— Begin Given records —

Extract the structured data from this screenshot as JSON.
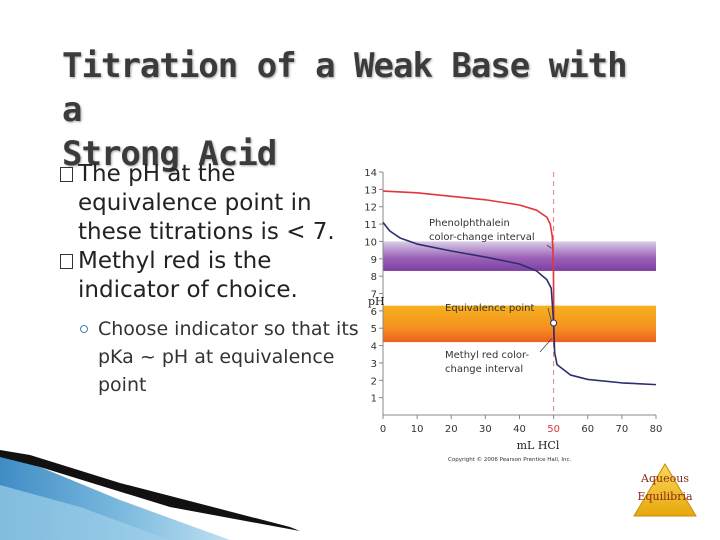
{
  "slide": {
    "title_line1": "Titration of a Weak Base with a",
    "title_line2": "Strong Acid",
    "bullets": [
      {
        "marker": "�",
        "text": "The pH at the equivalence point in these titrations is < 7."
      },
      {
        "marker": "�",
        "text": "Methyl red is the indicator of choice."
      }
    ],
    "sub_bullets": [
      {
        "text": "Choose indicator so that its pKa ~ pH at equivalence point"
      }
    ],
    "logo_line1": "Aqueous",
    "logo_line2": "Equilibria"
  },
  "chart_data": {
    "type": "line",
    "xlabel": "mL HCl",
    "ylabel": "pH",
    "xlim": [
      0,
      80
    ],
    "ylim": [
      0,
      14
    ],
    "x_ticks": [
      0,
      10,
      20,
      30,
      40,
      50,
      60,
      70,
      80
    ],
    "y_ticks": [
      1,
      2,
      3,
      4,
      5,
      6,
      7,
      8,
      9,
      10,
      11,
      12,
      13,
      14
    ],
    "equivalence_x": 50,
    "bands": [
      {
        "label": "Phenolphthalein color-change interval",
        "from": 8.3,
        "to": 10.0,
        "colors": [
          "#7b3fa1",
          "#d9cde6"
        ]
      },
      {
        "label": "Methyl red color-change interval",
        "from": 4.2,
        "to": 6.3,
        "colors": [
          "#f39a1e",
          "#f06b1e"
        ]
      }
    ],
    "series": [
      {
        "color": "#e2363d",
        "points": [
          [
            0,
            12.9
          ],
          [
            5,
            12.85
          ],
          [
            10,
            12.8
          ],
          [
            20,
            12.6
          ],
          [
            30,
            12.4
          ],
          [
            40,
            12.1
          ],
          [
            45,
            11.8
          ],
          [
            48,
            11.4
          ],
          [
            49,
            11.0
          ],
          [
            49.6,
            10.3
          ],
          [
            49.9,
            9.0
          ],
          [
            50,
            7.0
          ],
          [
            50.05,
            5.0
          ],
          [
            50.1,
            4.0
          ]
        ]
      },
      {
        "color": "#2b2f6e",
        "points": [
          [
            0,
            11.1
          ],
          [
            2,
            10.6
          ],
          [
            5,
            10.2
          ],
          [
            10,
            9.85
          ],
          [
            20,
            9.45
          ],
          [
            30,
            9.1
          ],
          [
            40,
            8.7
          ],
          [
            45,
            8.3
          ],
          [
            48,
            7.8
          ],
          [
            49.3,
            7.3
          ],
          [
            50,
            5.3
          ],
          [
            50.3,
            3.6
          ],
          [
            51,
            2.9
          ],
          [
            55,
            2.3
          ],
          [
            60,
            2.05
          ],
          [
            70,
            1.85
          ],
          [
            80,
            1.75
          ]
        ]
      }
    ],
    "annotations": [
      {
        "text": "Phenolphthalein"
      },
      {
        "text": "color-change interval"
      },
      {
        "text": "Equivalence point"
      },
      {
        "text": "Methyl red color-"
      },
      {
        "text": "change interval"
      }
    ],
    "copyright": "Copyright © 2006 Pearson Prentice Hall, Inc."
  }
}
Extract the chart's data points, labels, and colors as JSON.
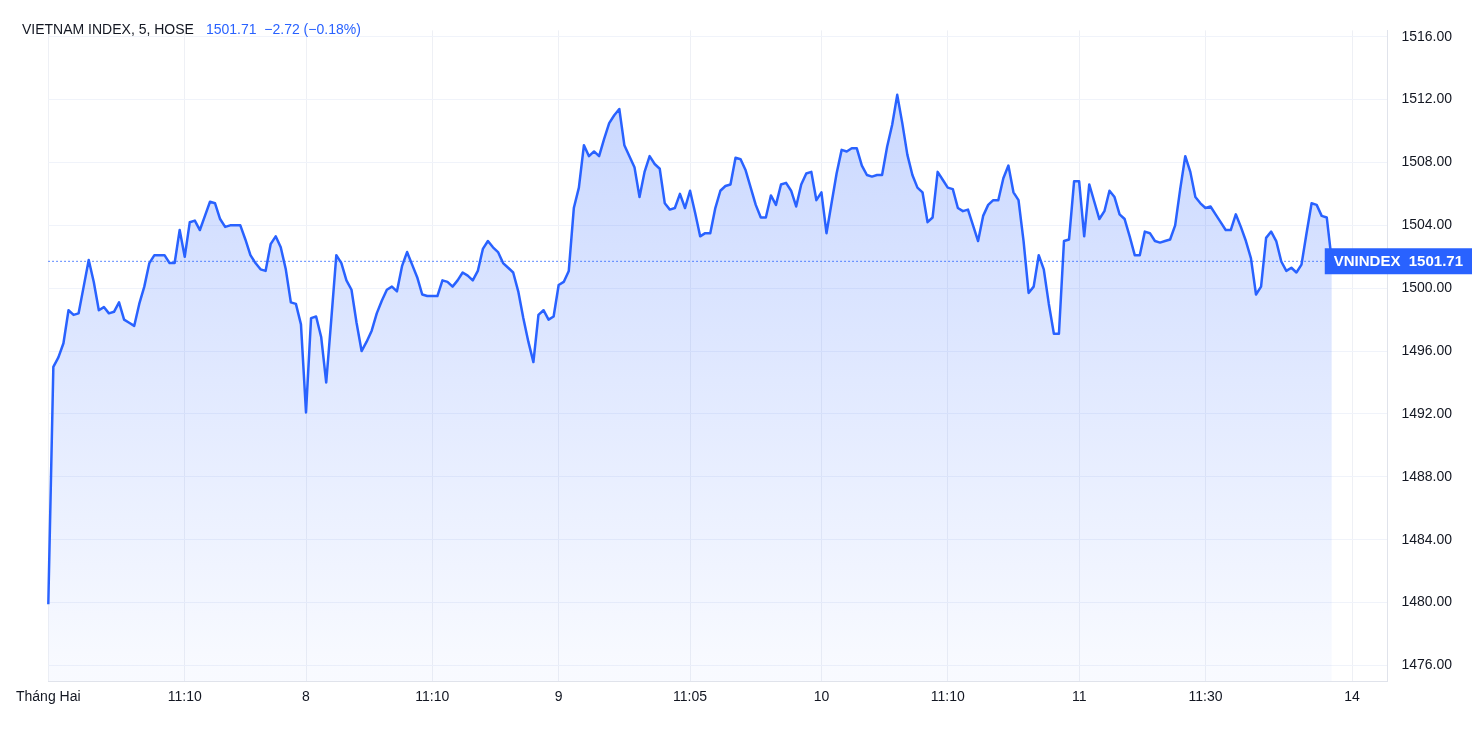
{
  "chart_data": {
    "type": "area",
    "title": "VIETNAM INDEX, 5, HOSE",
    "subtitle": "1501.71  −2.72 (−0.18%)",
    "categories": [
      "Tháng Hai",
      null,
      null,
      null,
      null,
      null,
      null,
      null,
      null,
      null,
      null,
      null,
      null,
      null,
      null,
      null,
      null,
      null,
      null,
      null,
      null,
      null,
      null,
      null,
      null,
      null,
      null,
      "11:10",
      null,
      null,
      null,
      null,
      null,
      null,
      null,
      null,
      null,
      null,
      null,
      null,
      null,
      null,
      null,
      null,
      null,
      null,
      null,
      null,
      null,
      null,
      null,
      "8",
      null,
      null,
      null,
      null,
      null,
      null,
      null,
      null,
      null,
      null,
      null,
      null,
      null,
      null,
      null,
      null,
      null,
      null,
      null,
      null,
      null,
      null,
      null,
      null,
      "11:10",
      null,
      null,
      null,
      null,
      null,
      null,
      null,
      null,
      null,
      null,
      null,
      null,
      null,
      null,
      null,
      null,
      null,
      null,
      null,
      null,
      null,
      null,
      null,
      null,
      "9",
      null,
      null,
      null,
      null,
      null,
      null,
      null,
      null,
      null,
      null,
      null,
      null,
      null,
      null,
      null,
      null,
      null,
      null,
      null,
      null,
      null,
      null,
      null,
      null,
      null,
      "11:05",
      null,
      null,
      null,
      null,
      null,
      null,
      null,
      null,
      null,
      null,
      null,
      null,
      null,
      null,
      null,
      null,
      null,
      null,
      null,
      null,
      null,
      null,
      null,
      null,
      null,
      "10",
      null,
      null,
      null,
      null,
      null,
      null,
      null,
      null,
      null,
      null,
      null,
      null,
      null,
      null,
      null,
      null,
      null,
      null,
      null,
      null,
      null,
      null,
      null,
      null,
      "11:10",
      null,
      null,
      null,
      null,
      null,
      null,
      null,
      null,
      null,
      null,
      null,
      null,
      null,
      null,
      null,
      null,
      null,
      null,
      null,
      null,
      null,
      null,
      null,
      null,
      null,
      "11",
      null,
      null,
      null,
      null,
      null,
      null,
      null,
      null,
      null,
      null,
      null,
      null,
      null,
      null,
      null,
      null,
      null,
      null,
      null,
      null,
      null,
      null,
      null,
      null,
      "11:30",
      null,
      null,
      null,
      null,
      null,
      null,
      null,
      null,
      null,
      null,
      null,
      null,
      null,
      null,
      null,
      null,
      null,
      null,
      null,
      null,
      null,
      null,
      null,
      null,
      null,
      null,
      null,
      null,
      "14",
      null,
      null,
      null,
      null,
      null,
      null,
      null
    ],
    "series": [
      {
        "color": "#2962ff",
        "values": [
          1479.9,
          1495.0,
          1495.6,
          1496.5,
          1498.6,
          1498.3,
          1498.4,
          1500.1,
          1501.8,
          1500.4,
          1498.6,
          1498.8,
          1498.4,
          1498.5,
          1499.1,
          1498.0,
          1497.8,
          1497.6,
          1499.0,
          1500.1,
          1501.6,
          1502.1,
          1502.1,
          1502.1,
          1501.6,
          1501.6,
          1503.7,
          1502.0,
          1504.2,
          1504.3,
          1503.7,
          1504.6,
          1505.5,
          1505.4,
          1504.4,
          1503.9,
          1504.0,
          1504.0,
          1504.0,
          1503.1,
          1502.1,
          1501.6,
          1501.2,
          1501.1,
          1502.8,
          1503.3,
          1502.6,
          1501.2,
          1499.1,
          1499.0,
          1497.7,
          1492.1,
          1498.1,
          1498.2,
          1496.9,
          1494.0,
          1498.0,
          1502.1,
          1501.6,
          1500.5,
          1499.9,
          1497.8,
          1496.0,
          1496.6,
          1497.3,
          1498.4,
          1499.2,
          1499.9,
          1500.1,
          1499.8,
          1501.4,
          1502.3,
          1501.5,
          1500.7,
          1499.6,
          1499.5,
          1499.5,
          1499.5,
          1500.5,
          1500.4,
          1500.1,
          1500.5,
          1501.0,
          1500.8,
          1500.5,
          1501.1,
          1502.5,
          1503.0,
          1502.6,
          1502.3,
          1501.6,
          1501.3,
          1501.0,
          1499.8,
          1498.1,
          1496.6,
          1495.3,
          1498.3,
          1498.6,
          1498.0,
          1498.2,
          1500.2,
          1500.4,
          1501.1,
          1505.1,
          1506.4,
          1509.1,
          1508.4,
          1508.7,
          1508.4,
          1509.5,
          1510.5,
          1511.0,
          1511.4,
          1509.1,
          1508.4,
          1507.7,
          1505.8,
          1507.4,
          1508.4,
          1507.9,
          1507.6,
          1505.4,
          1505.0,
          1505.1,
          1506.0,
          1505.1,
          1506.2,
          1504.8,
          1503.3,
          1503.5,
          1503.5,
          1505.1,
          1506.2,
          1506.5,
          1506.6,
          1508.3,
          1508.2,
          1507.5,
          1506.4,
          1505.3,
          1504.5,
          1504.5,
          1505.9,
          1505.3,
          1506.6,
          1506.7,
          1506.2,
          1505.2,
          1506.6,
          1507.3,
          1507.4,
          1505.6,
          1506.1,
          1503.5,
          1505.4,
          1507.3,
          1508.8,
          1508.7,
          1508.9,
          1508.9,
          1507.8,
          1507.2,
          1507.1,
          1507.2,
          1507.2,
          1509.0,
          1510.4,
          1512.3,
          1510.5,
          1508.5,
          1507.2,
          1506.4,
          1506.1,
          1504.2,
          1504.5,
          1507.4,
          1506.9,
          1506.4,
          1506.3,
          1505.1,
          1504.9,
          1505.0,
          1504.0,
          1503.0,
          1504.6,
          1505.3,
          1505.6,
          1505.6,
          1507.0,
          1507.8,
          1506.1,
          1505.6,
          1503.0,
          1499.7,
          1500.1,
          1502.1,
          1501.2,
          1499.0,
          1497.1,
          1497.1,
          1503.0,
          1503.1,
          1506.8,
          1506.8,
          1503.3,
          1506.6,
          1505.5,
          1504.4,
          1504.9,
          1506.2,
          1505.8,
          1504.7,
          1504.4,
          1503.3,
          1502.1,
          1502.1,
          1503.6,
          1503.5,
          1503.0,
          1502.9,
          1503.0,
          1503.1,
          1504.0,
          1506.3,
          1508.4,
          1507.4,
          1505.8,
          1505.4,
          1505.1,
          1505.2,
          1504.7,
          1504.2,
          1503.7,
          1503.7,
          1504.7,
          1503.9,
          1503.0,
          1501.9,
          1499.6,
          1500.1,
          1503.2,
          1503.6,
          1503.0,
          1501.7,
          1501.1,
          1501.3,
          1501.0,
          1501.5,
          1503.5,
          1505.4,
          1505.3,
          1504.6,
          1504.5,
          1501.71,
          null,
          null,
          null,
          null,
          null,
          null,
          null,
          null,
          null,
          null,
          null
        ]
      }
    ],
    "ylim": [
      1475,
      1516.4
    ],
    "yticks": [
      {
        "value": 1476,
        "label": "1476.00"
      },
      {
        "value": 1480,
        "label": "1480.00"
      },
      {
        "value": 1484,
        "label": "1484.00"
      },
      {
        "value": 1488,
        "label": "1488.00"
      },
      {
        "value": 1492,
        "label": "1492.00"
      },
      {
        "value": 1496,
        "label": "1496.00"
      },
      {
        "value": 1500,
        "label": "1500.00"
      },
      {
        "value": 1504,
        "label": "1504.00"
      },
      {
        "value": 1508,
        "label": "1508.00"
      },
      {
        "value": 1512,
        "label": "1512.00"
      },
      {
        "value": 1516,
        "label": "1516.00"
      }
    ],
    "ref_lines": [
      {
        "axis": "y",
        "value": 1501.71,
        "label": "VNINDEX  1501.71",
        "color": "#2962ff",
        "line_style": "dotted"
      }
    ],
    "grid": true,
    "legend": false,
    "marker": "none",
    "line_style": "solid"
  }
}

— End Given records —

- [Your objective] Copy every line in the records above that contains the word "change".

- [The output]
        "label": "Phenolphthalein color-change interval",
        "label": "Methyl red color-change interval",
        "text": "color-change interval"
        "text": "change interval"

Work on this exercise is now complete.